What you will do
Restate, word for word, every line of the data.

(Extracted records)
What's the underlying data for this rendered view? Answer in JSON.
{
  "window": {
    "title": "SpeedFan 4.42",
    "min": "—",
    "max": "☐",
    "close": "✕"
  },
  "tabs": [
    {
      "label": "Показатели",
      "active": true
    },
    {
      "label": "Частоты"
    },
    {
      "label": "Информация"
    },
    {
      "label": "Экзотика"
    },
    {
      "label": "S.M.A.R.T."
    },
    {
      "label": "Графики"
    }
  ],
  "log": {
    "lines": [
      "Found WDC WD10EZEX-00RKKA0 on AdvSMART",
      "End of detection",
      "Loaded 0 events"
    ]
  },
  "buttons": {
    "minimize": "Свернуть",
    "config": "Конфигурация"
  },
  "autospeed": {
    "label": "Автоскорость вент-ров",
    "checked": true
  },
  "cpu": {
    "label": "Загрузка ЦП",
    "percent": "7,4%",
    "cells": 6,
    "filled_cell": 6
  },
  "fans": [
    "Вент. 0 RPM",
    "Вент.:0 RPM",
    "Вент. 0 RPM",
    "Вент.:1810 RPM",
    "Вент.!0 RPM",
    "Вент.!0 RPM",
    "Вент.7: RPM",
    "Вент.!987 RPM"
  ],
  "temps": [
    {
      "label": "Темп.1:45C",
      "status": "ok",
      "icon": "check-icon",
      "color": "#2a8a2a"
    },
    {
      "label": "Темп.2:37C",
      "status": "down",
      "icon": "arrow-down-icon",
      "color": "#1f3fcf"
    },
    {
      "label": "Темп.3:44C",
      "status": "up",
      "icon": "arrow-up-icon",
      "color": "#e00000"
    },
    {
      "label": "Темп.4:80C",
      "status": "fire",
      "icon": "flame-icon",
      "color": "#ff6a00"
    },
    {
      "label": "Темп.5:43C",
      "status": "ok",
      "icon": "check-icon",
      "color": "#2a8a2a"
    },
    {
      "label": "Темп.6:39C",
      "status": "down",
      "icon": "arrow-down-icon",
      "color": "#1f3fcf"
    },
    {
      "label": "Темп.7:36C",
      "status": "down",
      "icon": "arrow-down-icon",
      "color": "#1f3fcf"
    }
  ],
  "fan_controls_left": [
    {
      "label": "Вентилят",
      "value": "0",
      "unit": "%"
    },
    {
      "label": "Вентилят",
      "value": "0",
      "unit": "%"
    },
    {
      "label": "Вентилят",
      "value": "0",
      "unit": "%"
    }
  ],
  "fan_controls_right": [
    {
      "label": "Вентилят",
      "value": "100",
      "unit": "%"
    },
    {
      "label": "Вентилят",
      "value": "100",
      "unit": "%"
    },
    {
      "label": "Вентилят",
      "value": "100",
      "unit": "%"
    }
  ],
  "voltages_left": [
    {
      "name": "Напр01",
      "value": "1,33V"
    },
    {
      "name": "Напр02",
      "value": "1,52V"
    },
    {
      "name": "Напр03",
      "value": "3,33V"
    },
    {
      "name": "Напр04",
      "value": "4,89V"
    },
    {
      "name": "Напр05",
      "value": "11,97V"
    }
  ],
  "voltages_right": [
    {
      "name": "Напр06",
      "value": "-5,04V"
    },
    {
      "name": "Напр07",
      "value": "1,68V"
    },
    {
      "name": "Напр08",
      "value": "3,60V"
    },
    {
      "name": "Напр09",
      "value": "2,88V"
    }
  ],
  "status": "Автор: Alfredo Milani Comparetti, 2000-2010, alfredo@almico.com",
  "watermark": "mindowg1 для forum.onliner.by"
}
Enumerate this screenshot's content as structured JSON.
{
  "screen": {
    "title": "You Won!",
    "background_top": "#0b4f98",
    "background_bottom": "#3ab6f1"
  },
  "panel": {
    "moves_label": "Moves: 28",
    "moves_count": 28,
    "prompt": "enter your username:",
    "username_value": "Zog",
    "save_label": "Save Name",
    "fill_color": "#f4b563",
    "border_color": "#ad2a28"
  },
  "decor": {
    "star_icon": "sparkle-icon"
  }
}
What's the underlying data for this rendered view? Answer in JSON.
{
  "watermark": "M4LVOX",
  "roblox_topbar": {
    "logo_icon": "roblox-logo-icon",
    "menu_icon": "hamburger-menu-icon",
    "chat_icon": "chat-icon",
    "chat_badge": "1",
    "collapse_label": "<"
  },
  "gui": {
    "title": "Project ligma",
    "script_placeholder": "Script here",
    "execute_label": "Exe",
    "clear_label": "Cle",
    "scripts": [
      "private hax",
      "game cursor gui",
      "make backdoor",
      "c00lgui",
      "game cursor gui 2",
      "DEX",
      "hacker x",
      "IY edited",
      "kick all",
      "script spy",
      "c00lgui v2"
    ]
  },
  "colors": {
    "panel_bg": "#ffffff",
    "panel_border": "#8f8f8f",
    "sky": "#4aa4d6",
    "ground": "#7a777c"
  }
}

Exercise answer
What's the underlying data for this rendered view? Answer in JSON.
{
  "window": {
    "title": "SpeedFan 4.42",
    "min": "—",
    "max": "☐",
    "close": "✕"
  },
  "tabs": [
    {
      "label": "Показатели",
      "active": true
    },
    {
      "label": "Частоты"
    },
    {
      "label": "Информация"
    },
    {
      "label": "Экзотика"
    },
    {
      "label": "S.M.A.R.T."
    },
    {
      "label": "Графики"
    }
  ],
  "log": {
    "lines": [
      "Found WDC WD10EZEX-00RKKA0 on AdvSMART",
      "End of detection",
      "Loaded 0 events"
    ]
  },
  "buttons": {
    "minimize": "Свернуть",
    "config": "Конфигурация"
  },
  "autospeed": {
    "label": "Автоскорость вент-ров",
    "checked": true
  },
  "cpu": {
    "label": "Загрузка ЦП",
    "percent": "7,4%",
    "cells": 6,
    "filled_cell": 6
  },
  "fans": [
    "Вент. 0 RPM",
    "Вент.:0 RPM",
    "Вент. 0 RPM",
    "Вент.:1810 RPM",
    "Вент.!0 RPM",
    "Вент.!0 RPM",
    "Вент.7: RPM",
    "Вент.!987 RPM"
  ],
  "temps": [
    {
      "label": "Темп.1:45C",
      "status": "ok",
      "icon": "check-icon",
      "color": "#2a8a2a"
    },
    {
      "label": "Темп.2:37C",
      "status": "down",
      "icon": "arrow-down-icon",
      "color": "#1f3fcf"
    },
    {
      "label": "Темп.3:44C",
      "status": "up",
      "icon": "arrow-up-icon",
      "color": "#e00000"
    },
    {
      "label": "Темп.4:80C",
      "status": "fire",
      "icon": "flame-icon",
      "color": "#ff6a00"
    },
    {
      "label": "Темп.5:43C",
      "status": "ok",
      "icon": "check-icon",
      "color": "#2a8a2a"
    },
    {
      "label": "Темп.6:39C",
      "status": "down",
      "icon": "arrow-down-icon",
      "color": "#1f3fcf"
    },
    {
      "label": "Темп.7:36C",
      "status": "down",
      "icon": "arrow-down-icon",
      "color": "#1f3fcf"
    }
  ],
  "fan_controls_left": [
    {
      "label": "Вентилят",
      "value": "0",
      "unit": "%"
    },
    {
      "label": "Вентилят",
      "value": "0",
      "unit": "%"
    },
    {
      "label": "Вентилят",
      "value": "0",
      "unit": "%"
    }
  ],
  "fan_controls_right": [
    {
      "label": "Вентилят",
      "value": "100",
      "unit": "%"
    },
    {
      "label": "Вентилят",
      "value": "100",
      "unit": "%"
    },
    {
      "label": "Вентилят",
      "value": "100",
      "unit": "%"
    }
  ],
  "voltages_left": [
    {
      "name": "Напр01",
      "value": "1,33V"
    },
    {
      "name": "Напр02",
      "value": "1,52V"
    },
    {
      "name": "Напр03",
      "value": "3,33V"
    },
    {
      "name": "Напр04",
      "value": "4,89V"
    },
    {
      "name": "Напр05",
      "value": "11,97V"
    }
  ],
  "voltages_right": [
    {
      "name": "Напр06",
      "value": "-5,04V"
    },
    {
      "name": "Напр07",
      "value": "1,68V"
    },
    {
      "name": "Напр08",
      "value": "3,60V"
    },
    {
      "name": "Напр09",
      "value": "2,88V"
    }
  ],
  "status": "Автор: Alfredo Milani Comparetti, 2000-2010, alfredo@almico.com",
  "watermark": "mindowg1 для forum.onliner.by"
}
Enumerate this screenshot's content as structured JSON.
{
  "screen": {
    "title": "You Won!",
    "background_top": "#0b4f98",
    "background_bottom": "#3ab6f1"
  },
  "panel": {
    "moves_label": "Moves: 28",
    "moves_count": 28,
    "prompt": "enter your username:",
    "username_value": "Zog",
    "save_label": "Save Name",
    "fill_color": "#f4b563",
    "border_color": "#ad2a28"
  },
  "decor": {
    "star_icon": "sparkle-icon"
  }
}
What's the underlying data for this rendered view? Answer in JSON.
{
  "watermark": "M4LVOX",
  "roblox_topbar": {
    "logo_icon": "roblox-logo-icon",
    "menu_icon": "hamburger-menu-icon",
    "chat_icon": "chat-icon",
    "chat_badge": "1",
    "collapse_label": "<"
  },
  "gui": {
    "title": "Project ligma",
    "script_placeholder": "Script here",
    "execute_label": "Exe",
    "clear_label": "Cle",
    "scripts": [
      "private hax",
      "game cursor gui",
      "make backdoor",
      "c00lgui",
      "game cursor gui 2",
      "DEX",
      "hacker x",
      "IY edited",
      "kick all",
      "script spy",
      "c00lgui v2"
    ]
  },
  "colors": {
    "panel_bg": "#ffffff",
    "panel_border": "#8f8f8f",
    "sky": "#4aa4d6",
    "ground": "#7a777c"
  }
}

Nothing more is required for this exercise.